[Figure contents as structured data]
⟨

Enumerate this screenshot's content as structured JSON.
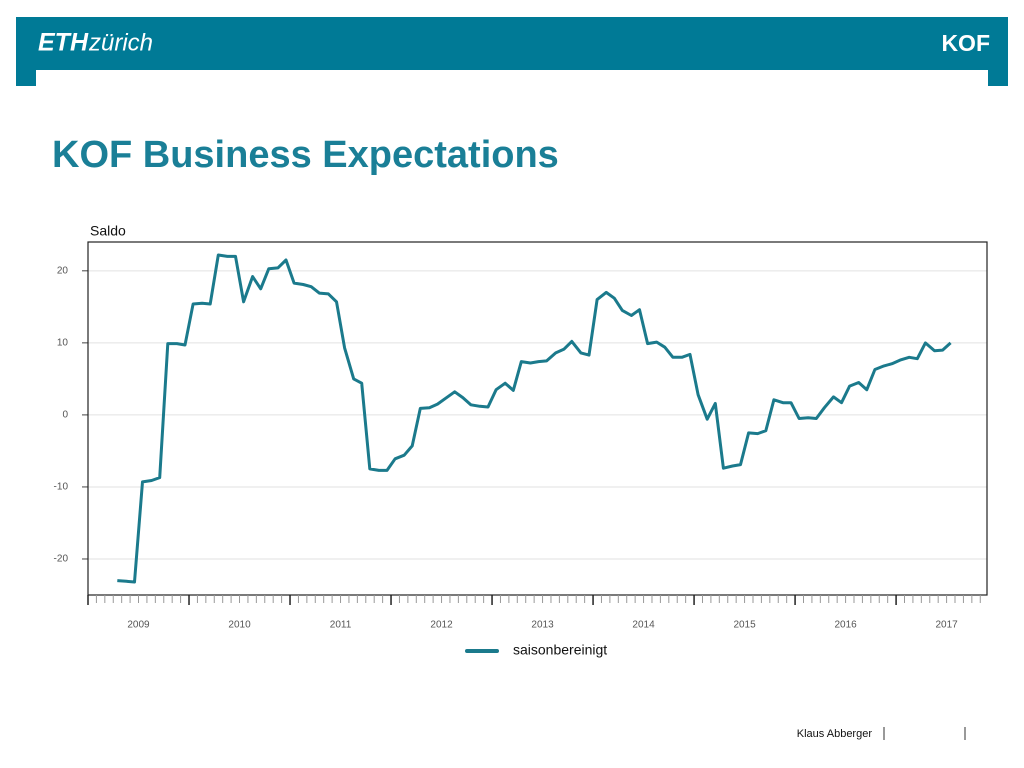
{
  "header": {
    "brand": "ETH",
    "brand_sub": "zürich",
    "unit": "KOF"
  },
  "chart_data": {
    "type": "line",
    "title": "KOF Business Expectations",
    "y_label": "Saldo",
    "x": [
      2009.29,
      2009.38,
      2009.46,
      2009.54,
      2009.63,
      2009.71,
      2009.79,
      2009.88,
      2009.96,
      2010.04,
      2010.13,
      2010.21,
      2010.29,
      2010.38,
      2010.46,
      2010.54,
      2010.63,
      2010.71,
      2010.79,
      2010.88,
      2010.96,
      2011.04,
      2011.13,
      2011.21,
      2011.29,
      2011.38,
      2011.46,
      2011.54,
      2011.63,
      2011.71,
      2011.79,
      2011.88,
      2011.96,
      2012.04,
      2012.13,
      2012.21,
      2012.29,
      2012.38,
      2012.46,
      2012.54,
      2012.63,
      2012.71,
      2012.79,
      2012.88,
      2012.96,
      2013.04,
      2013.13,
      2013.21,
      2013.29,
      2013.38,
      2013.46,
      2013.54,
      2013.63,
      2013.71,
      2013.79,
      2013.88,
      2013.96,
      2014.04,
      2014.13,
      2014.21,
      2014.29,
      2014.38,
      2014.46,
      2014.54,
      2014.63,
      2014.71,
      2014.79,
      2014.88,
      2014.96,
      2015.04,
      2015.13,
      2015.21,
      2015.29,
      2015.38,
      2015.46,
      2015.54,
      2015.63,
      2015.71,
      2015.79,
      2015.88,
      2015.96,
      2016.04,
      2016.13,
      2016.21,
      2016.29,
      2016.38,
      2016.46,
      2016.54,
      2016.63,
      2016.71,
      2016.79,
      2016.88,
      2016.96,
      2017.04,
      2017.13,
      2017.21,
      2017.29,
      2017.38,
      2017.46,
      2017.54
    ],
    "series": [
      {
        "name": "saisonbereinigt",
        "color": "#1b7a8c",
        "values": [
          -23.0,
          -23.1,
          -23.2,
          -9.3,
          -9.1,
          -8.7,
          9.9,
          9.9,
          9.7,
          15.4,
          15.5,
          15.4,
          22.2,
          22.0,
          22.0,
          15.7,
          19.2,
          17.5,
          20.3,
          20.4,
          21.5,
          18.3,
          18.1,
          17.8,
          16.9,
          16.8,
          15.7,
          9.3,
          5.0,
          4.4,
          -7.5,
          -7.7,
          -7.7,
          -6.1,
          -5.6,
          -4.3,
          0.9,
          1.0,
          1.5,
          2.3,
          3.2,
          2.4,
          1.4,
          1.2,
          1.1,
          3.5,
          4.4,
          3.4,
          7.4,
          7.2,
          7.4,
          7.5,
          8.6,
          9.1,
          10.2,
          8.6,
          8.3,
          16.0,
          17.0,
          16.2,
          14.5,
          13.8,
          14.6,
          9.9,
          10.1,
          9.4,
          8.0,
          8.0,
          8.4,
          2.8,
          -0.6,
          1.6,
          -7.4,
          -7.1,
          -6.9,
          -2.5,
          -2.6,
          -2.2,
          2.1,
          1.7,
          1.7,
          -0.5,
          -0.4,
          -0.5,
          1.0,
          2.5,
          1.7,
          4.0,
          4.5,
          3.5,
          6.3,
          6.8,
          7.1,
          7.6,
          8.0,
          7.8,
          10.0,
          8.9,
          9.0,
          10.0
        ]
      }
    ],
    "xlim": [
      2009,
      2017.9
    ],
    "xticks": [
      {
        "value": 2009.5,
        "label": "2009"
      },
      {
        "value": 2010.5,
        "label": "2010"
      },
      {
        "value": 2011.5,
        "label": "2011"
      },
      {
        "value": 2012.5,
        "label": "2012"
      },
      {
        "value": 2013.5,
        "label": "2013"
      },
      {
        "value": 2014.5,
        "label": "2014"
      },
      {
        "value": 2015.5,
        "label": "2015"
      },
      {
        "value": 2016.5,
        "label": "2016"
      },
      {
        "value": 2017.5,
        "label": "2017"
      }
    ],
    "ylim": [
      -25,
      24
    ],
    "yticks": [
      20,
      10,
      0,
      -10,
      -20
    ],
    "grid": true
  },
  "footer": {
    "author": "Klaus Abberger"
  }
}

⟩

__PROMPT__: Repeat the data exactly, excluding the pictures.

__OUTPUT__:
Enumerate this screenshot's content as structured JSON.
{
  "header": {
    "brand": "ETH",
    "brand_sub": "zürich",
    "unit": "KOF"
  },
  "chart_data": {
    "type": "line",
    "title": "KOF Business Expectations",
    "y_label": "Saldo",
    "x": [
      2009.29,
      2009.38,
      2009.46,
      2009.54,
      2009.63,
      2009.71,
      2009.79,
      2009.88,
      2009.96,
      2010.04,
      2010.13,
      2010.21,
      2010.29,
      2010.38,
      2010.46,
      2010.54,
      2010.63,
      2010.71,
      2010.79,
      2010.88,
      2010.96,
      2011.04,
      2011.13,
      2011.21,
      2011.29,
      2011.38,
      2011.46,
      2011.54,
      2011.63,
      2011.71,
      2011.79,
      2011.88,
      2011.96,
      2012.04,
      2012.13,
      2012.21,
      2012.29,
      2012.38,
      2012.46,
      2012.54,
      2012.63,
      2012.71,
      2012.79,
      2012.88,
      2012.96,
      2013.04,
      2013.13,
      2013.21,
      2013.29,
      2013.38,
      2013.46,
      2013.54,
      2013.63,
      2013.71,
      2013.79,
      2013.88,
      2013.96,
      2014.04,
      2014.13,
      2014.21,
      2014.29,
      2014.38,
      2014.46,
      2014.54,
      2014.63,
      2014.71,
      2014.79,
      2014.88,
      2014.96,
      2015.04,
      2015.13,
      2015.21,
      2015.29,
      2015.38,
      2015.46,
      2015.54,
      2015.63,
      2015.71,
      2015.79,
      2015.88,
      2015.96,
      2016.04,
      2016.13,
      2016.21,
      2016.29,
      2016.38,
      2016.46,
      2016.54,
      2016.63,
      2016.71,
      2016.79,
      2016.88,
      2016.96,
      2017.04,
      2017.13,
      2017.21,
      2017.29,
      2017.38,
      2017.46,
      2017.54
    ],
    "series": [
      {
        "name": "saisonbereinigt",
        "color": "#1b7a8c",
        "values": [
          -23.0,
          -23.1,
          -23.2,
          -9.3,
          -9.1,
          -8.7,
          9.9,
          9.9,
          9.7,
          15.4,
          15.5,
          15.4,
          22.2,
          22.0,
          22.0,
          15.7,
          19.2,
          17.5,
          20.3,
          20.4,
          21.5,
          18.3,
          18.1,
          17.8,
          16.9,
          16.8,
          15.7,
          9.3,
          5.0,
          4.4,
          -7.5,
          -7.7,
          -7.7,
          -6.1,
          -5.6,
          -4.3,
          0.9,
          1.0,
          1.5,
          2.3,
          3.2,
          2.4,
          1.4,
          1.2,
          1.1,
          3.5,
          4.4,
          3.4,
          7.4,
          7.2,
          7.4,
          7.5,
          8.6,
          9.1,
          10.2,
          8.6,
          8.3,
          16.0,
          17.0,
          16.2,
          14.5,
          13.8,
          14.6,
          9.9,
          10.1,
          9.4,
          8.0,
          8.0,
          8.4,
          2.8,
          -0.6,
          1.6,
          -7.4,
          -7.1,
          -6.9,
          -2.5,
          -2.6,
          -2.2,
          2.1,
          1.7,
          1.7,
          -0.5,
          -0.4,
          -0.5,
          1.0,
          2.5,
          1.7,
          4.0,
          4.5,
          3.5,
          6.3,
          6.8,
          7.1,
          7.6,
          8.0,
          7.8,
          10.0,
          8.9,
          9.0,
          10.0
        ]
      }
    ],
    "xlim": [
      2009,
      2017.9
    ],
    "xticks": [
      {
        "value": 2009.5,
        "label": "2009"
      },
      {
        "value": 2010.5,
        "label": "2010"
      },
      {
        "value": 2011.5,
        "label": "2011"
      },
      {
        "value": 2012.5,
        "label": "2012"
      },
      {
        "value": 2013.5,
        "label": "2013"
      },
      {
        "value": 2014.5,
        "label": "2014"
      },
      {
        "value": 2015.5,
        "label": "2015"
      },
      {
        "value": 2016.5,
        "label": "2016"
      },
      {
        "value": 2017.5,
        "label": "2017"
      }
    ],
    "ylim": [
      -25,
      24
    ],
    "yticks": [
      20,
      10,
      0,
      -10,
      -20
    ],
    "grid": true
  },
  "footer": {
    "author": "Klaus Abberger"
  }
}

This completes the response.